INSTRUCTIONS TO FOLLOW – Arrange all the lines of the records below as a numbered list, skipping any blank lines. Leave the pictures out of your answer.

ENTRIES –
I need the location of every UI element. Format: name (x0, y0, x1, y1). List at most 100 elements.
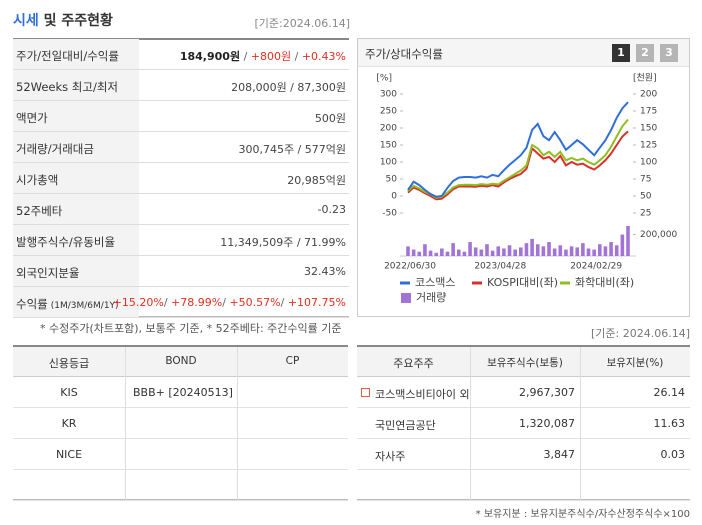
volume-bar (434, 252, 439, 256)
table-cell: KIS (60, 386, 78, 399)
volume-bar (547, 242, 551, 256)
row-label: 수익률 (1M/3M/6M/1Y) (16, 297, 119, 311)
line-series (407, 101, 629, 198)
y-tick-label: 0 (391, 192, 397, 202)
tab-button[interactable]: 1 (612, 44, 630, 62)
row-line (139, 287, 349, 318)
label-cell (13, 163, 139, 194)
table-header: CP (285, 355, 300, 367)
panel-title: 주가/상대수익률 (365, 47, 443, 61)
value-part: +78.99% (171, 296, 223, 309)
volume-bar (614, 245, 619, 256)
volume-bar (462, 251, 467, 256)
volume-bar (513, 249, 517, 256)
value-part: -0.23 (317, 203, 346, 216)
row-line (139, 101, 349, 132)
value-part: / (163, 296, 172, 309)
volume-bar (490, 250, 495, 256)
row-label: 외국인지분율 (16, 266, 80, 280)
volume-bar (535, 244, 540, 256)
table-header: 주요주주 (393, 357, 434, 370)
y-tick-label: 100 (380, 158, 397, 168)
table-cell: 2,967,307 (519, 386, 575, 399)
section-title: 시세 및 주주현황 (13, 10, 113, 30)
volume-bar (428, 250, 433, 256)
label-cell (13, 101, 139, 132)
row-label: 발행주식수/유동비율 (16, 235, 116, 249)
y-tick-label: -50 (382, 209, 397, 219)
volume-bar (592, 249, 596, 256)
legend-label: KOSPI대비(좌) (487, 276, 558, 289)
tab-button[interactable]: 3 (660, 44, 678, 62)
row-line (139, 225, 349, 256)
table-cell: 26.14 (653, 386, 686, 399)
volume-bar (597, 244, 602, 256)
volume-bar (468, 242, 472, 256)
volume-bar (530, 238, 534, 256)
row-line (357, 377, 690, 408)
row-line (139, 39, 349, 70)
row-label: 액면가 (16, 111, 48, 125)
volume-bar (502, 248, 506, 256)
row-value: 32.43% (304, 265, 346, 278)
volume-bar (575, 247, 580, 256)
table-header: 신용등급 (48, 357, 90, 370)
y2-tick-label: 150 (640, 124, 657, 134)
y-tick-label: 50 (386, 175, 398, 185)
x-tick-label: 2024/02/29 (570, 262, 622, 272)
table-header: 보유주식수(보통) (487, 357, 563, 369)
volume-bar (479, 249, 484, 256)
table-top (357, 345, 690, 500)
volume-bar (417, 251, 422, 256)
table-cell: 코스맥스비티아이 외 1… (375, 388, 470, 401)
volume-bar (552, 248, 557, 256)
row-line (13, 439, 348, 470)
y-axis-unit: [%] (376, 74, 392, 84)
label-cell (13, 39, 139, 70)
table-top (13, 38, 349, 317)
y2-axis-unit: [천원] (633, 73, 657, 84)
y-tick-label: 150 (380, 141, 397, 151)
value-part: 20,985억원 (287, 174, 346, 187)
table-head-bg (357, 347, 690, 377)
volume-bar (603, 246, 608, 256)
row-label: 52Weeks 최고/최저 (16, 80, 118, 94)
legend-label: 코스맥스 (415, 276, 455, 289)
volume-bar (626, 226, 630, 256)
label-cell (13, 225, 139, 256)
row-value: 11,349,509주 / 71.99% (220, 234, 346, 250)
x-tick-label: 2022/06/30 (384, 262, 436, 272)
value-part: 300,745주 / 577억원 (238, 143, 346, 156)
volume-bar (423, 244, 427, 256)
row-label: 52주베타 (16, 204, 63, 218)
row-line (139, 256, 349, 287)
row-label: 시가총액 (16, 173, 59, 187)
row-line (357, 470, 690, 501)
y2-tick-label: 125 (640, 141, 657, 151)
y2-tick-label: 175 (640, 107, 657, 117)
legend-swatch (401, 293, 411, 303)
volume-bar (411, 249, 416, 256)
expand-icon[interactable] (361, 388, 370, 397)
y-tick-label: 300 (380, 90, 397, 100)
value-part: 32.43% (304, 265, 346, 278)
volume-bar (451, 243, 455, 256)
table-cell: 0.03 (660, 448, 686, 461)
value-part: +15.20% (112, 296, 164, 309)
value-part: 500원 (314, 112, 346, 125)
tab-button[interactable]: 2 (636, 44, 654, 62)
line-series (407, 118, 629, 199)
label-cell (13, 194, 139, 225)
table-cell: 3,847 (543, 448, 576, 461)
table-top (13, 345, 348, 500)
panel-head (358, 39, 689, 67)
label-cell (13, 287, 139, 318)
volume-bar (496, 246, 501, 256)
value-part: +50.57% (229, 296, 281, 309)
row-value: +15.20%/ +78.99%/ +50.57%/ +107.75% (113, 296, 346, 309)
volume-bar (581, 243, 585, 256)
volume-bar (485, 244, 489, 256)
row-line (357, 439, 690, 470)
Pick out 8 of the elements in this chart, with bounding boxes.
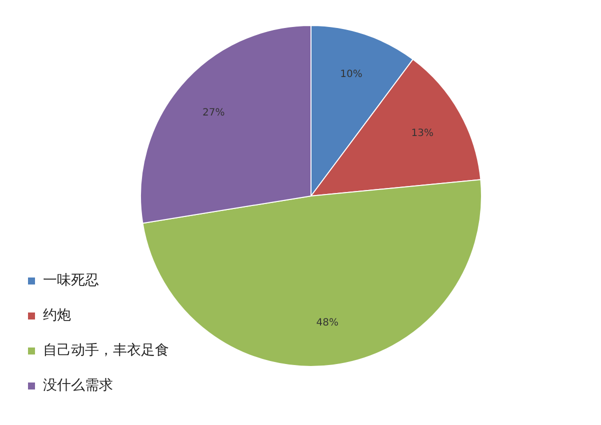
data-label: 10%	[340, 69, 362, 80]
data-label: 13%	[411, 128, 434, 139]
legend-label: 没什么需求	[43, 378, 113, 394]
legend-label: 一味死忍	[43, 272, 99, 289]
data-label: 27%	[202, 108, 225, 119]
legend-label: 约炮	[43, 308, 71, 324]
data-label: 48%	[316, 317, 338, 328]
legend-label: 自己动手，丰衣足食	[43, 342, 169, 359]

RESPONSE –
1. I need the location of every UI element. Format: name (x0, y0, x1, y1). List at most 100 elements.
2. volume-bar (434, 252, 439, 256)
3. table-cell: KIS (60, 386, 78, 399)
4. volume-bar (547, 242, 551, 256)
5. row-label: 수익률 (1M/3M/6M/1Y) (16, 297, 119, 311)
6. line-series (407, 101, 629, 198)
7. y-tick-label: 0 (391, 192, 397, 202)
8. tab-button[interactable]: 1 (612, 44, 630, 62)
9. row-line (139, 287, 349, 318)
10. label-cell (13, 163, 139, 194)
11. table-header: CP (285, 355, 300, 367)
12. panel-title: 주가/상대수익률 (365, 47, 443, 61)
13. value-part: +78.99% (171, 296, 223, 309)
14. volume-bar (614, 245, 619, 256)
15. volume-bar (462, 251, 467, 256)
16. volume-bar (513, 249, 517, 256)
17. value-part: -0.23 (317, 203, 346, 216)
18. row-line (139, 101, 349, 132)
19. value-part: / (163, 296, 172, 309)
20. volume-bar (490, 250, 495, 256)
21. row-label: 외국인지분율 (16, 266, 80, 280)
22. volume-bar (535, 244, 540, 256)
23. table-header: 주요주주 (393, 357, 434, 370)
24. y-tick-label: 100 (380, 158, 397, 168)
25. table-cell: 2,967,307 (519, 386, 575, 399)
26. section-title: 시세 및 주주현황 (13, 10, 113, 30)
27. volume-bar (428, 250, 433, 256)
28. label-cell (13, 101, 139, 132)
29. row-label: 발행주식수/유동비율 (16, 235, 116, 249)
30. y-tick-label: -50 (382, 209, 397, 219)
31. volume-bar (592, 249, 596, 256)
32. legend-label: KOSPI대비(좌) (487, 276, 558, 289)
33. tab-button[interactable]: 3 (660, 44, 678, 62)
34. row-line (139, 225, 349, 256)
35. table-cell: 26.14 (653, 386, 686, 399)
36. volume-bar (597, 244, 602, 256)
37. volume-bar (468, 242, 472, 256)
38. volume-bar (530, 238, 534, 256)
39. row-line (357, 377, 690, 408)
40. row-line (139, 39, 349, 70)
41. row-label: 액면가 (16, 111, 48, 125)
42. volume-bar (502, 248, 506, 256)
43. row-value: 32.43% (304, 265, 346, 278)
44. volume-bar (575, 247, 580, 256)
45. table-header: 신용등급 (48, 357, 90, 370)
46. y2-tick-label: 150 (640, 124, 657, 134)
47. y-tick-label: 50 (386, 175, 398, 185)
48. x-tick-label: 2024/02/29 (570, 262, 622, 272)
49. table-header: 보유주식수(보통) (487, 357, 563, 369)
50. volume-bar (479, 249, 484, 256)
51. table-top (357, 345, 690, 500)
52. volume-bar (417, 251, 422, 256)
53. table-cell: 코스맥스비티아이 외 1… (375, 388, 470, 401)
54. volume-bar (552, 248, 557, 256)
55. row-line (13, 439, 348, 470)
56. y-axis-unit: [%] (376, 74, 392, 84)
57. label-cell (13, 39, 139, 70)
58. table-top (13, 38, 349, 317)
59. y2-axis-unit: [천원] (633, 73, 657, 84)
60. y-tick-label: 150 (380, 141, 397, 151)
61. value-part: 20,985억원 (287, 174, 346, 187)
62. table-head-bg (357, 347, 690, 377)
63. volume-bar (603, 246, 608, 256)
64. row-label: 52Weeks 최고/최저 (16, 80, 118, 94)
65. legend-label: 코스맥스 (415, 276, 455, 289)
66. volume-bar (626, 226, 630, 256)
67. label-cell (13, 225, 139, 256)
68. row-value: 11,349,509주 / 71.99% (220, 234, 346, 250)
69. x-tick-label: 2022/06/30 (384, 262, 436, 272)
70. value-part: 300,745주 / 577억원 (238, 143, 346, 156)
71. volume-bar (423, 244, 427, 256)
72. row-label: 52주베타 (16, 204, 63, 218)
73. row-line (139, 256, 349, 287)
74. row-label: 시가총액 (16, 173, 59, 187)
75. row-line (357, 470, 690, 501)
76. y2-tick-label: 125 (640, 141, 657, 151)
77. y2-tick-label: 175 (640, 107, 657, 117)
78. legend-swatch (401, 293, 411, 303)
79. volume-bar (411, 249, 416, 256)
80. expand-icon[interactable] (361, 388, 370, 397)
81. y-tick-label: 300 (380, 90, 397, 100)
82. value-part: 32.43% (304, 265, 346, 278)
83. volume-bar (451, 243, 455, 256)
84. table-cell: 0.03 (660, 448, 686, 461)
85. value-part: +15.20% (112, 296, 164, 309)
86. value-part: 500원 (314, 112, 346, 125)
87. tab-button[interactable]: 2 (636, 44, 654, 62)
88. line-series (407, 118, 629, 199)
89. label-cell (13, 194, 139, 225)
90. table-cell: 3,847 (543, 448, 576, 461)
91. table-top (13, 345, 348, 500)
92. panel-head (358, 39, 689, 67)
93. label-cell (13, 287, 139, 318)
94. volume-bar (496, 246, 501, 256)
95. value-part: +50.57% (229, 296, 281, 309)
96. row-value: +15.20%/ +78.99%/ +50.57%/ +107.75% (113, 296, 346, 309)
97. volume-bar (581, 243, 585, 256)
98. volume-bar (485, 244, 489, 256)
99. row-line (357, 439, 690, 470)
100. Pick out 8 of the elements in this chart, with bounding boxes.
101. data-label: 10%	[340, 69, 362, 80]
102. data-label: 13%	[411, 128, 434, 139]
103. legend-label: 没什么需求	[43, 378, 113, 394]
104. legend-label: 一味死忍	[43, 272, 99, 289]
105. data-label: 27%	[202, 108, 225, 119]
106. legend-label: 约炮	[43, 308, 71, 324]
107. data-label: 48%	[316, 317, 338, 328]
108. legend-label: 自己动手，丰衣足食	[43, 342, 169, 359]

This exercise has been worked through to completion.